### INSTRUCTION:
Copy each line containing the word "arrow" from the records that follow, please.

========================

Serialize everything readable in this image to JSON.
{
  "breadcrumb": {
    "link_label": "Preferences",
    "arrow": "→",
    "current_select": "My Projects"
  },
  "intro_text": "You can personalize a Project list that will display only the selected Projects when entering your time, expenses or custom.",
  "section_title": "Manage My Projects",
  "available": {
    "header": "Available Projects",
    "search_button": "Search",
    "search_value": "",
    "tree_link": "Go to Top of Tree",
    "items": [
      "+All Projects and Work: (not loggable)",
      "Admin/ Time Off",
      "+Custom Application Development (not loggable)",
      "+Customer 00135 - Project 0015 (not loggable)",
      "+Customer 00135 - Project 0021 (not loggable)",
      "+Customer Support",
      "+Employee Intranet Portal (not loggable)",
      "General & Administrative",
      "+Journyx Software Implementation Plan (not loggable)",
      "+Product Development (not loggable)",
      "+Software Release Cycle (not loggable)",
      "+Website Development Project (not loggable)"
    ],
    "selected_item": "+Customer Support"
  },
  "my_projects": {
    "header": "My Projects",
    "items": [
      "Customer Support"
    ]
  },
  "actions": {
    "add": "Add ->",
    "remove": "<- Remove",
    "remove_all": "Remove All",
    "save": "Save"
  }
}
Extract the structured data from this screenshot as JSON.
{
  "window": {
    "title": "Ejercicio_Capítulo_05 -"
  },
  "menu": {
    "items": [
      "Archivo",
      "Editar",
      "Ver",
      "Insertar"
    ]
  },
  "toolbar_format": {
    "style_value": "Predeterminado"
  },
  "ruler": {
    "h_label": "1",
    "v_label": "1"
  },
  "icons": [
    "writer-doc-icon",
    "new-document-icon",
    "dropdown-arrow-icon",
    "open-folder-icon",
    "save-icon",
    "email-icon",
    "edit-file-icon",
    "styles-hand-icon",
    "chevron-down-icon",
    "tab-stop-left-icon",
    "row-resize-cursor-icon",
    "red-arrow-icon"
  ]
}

========================

### RESPONSE BELOW:
    "arrow": "→",
    "dropdown-arrow-icon",
    "red-arrow-icon"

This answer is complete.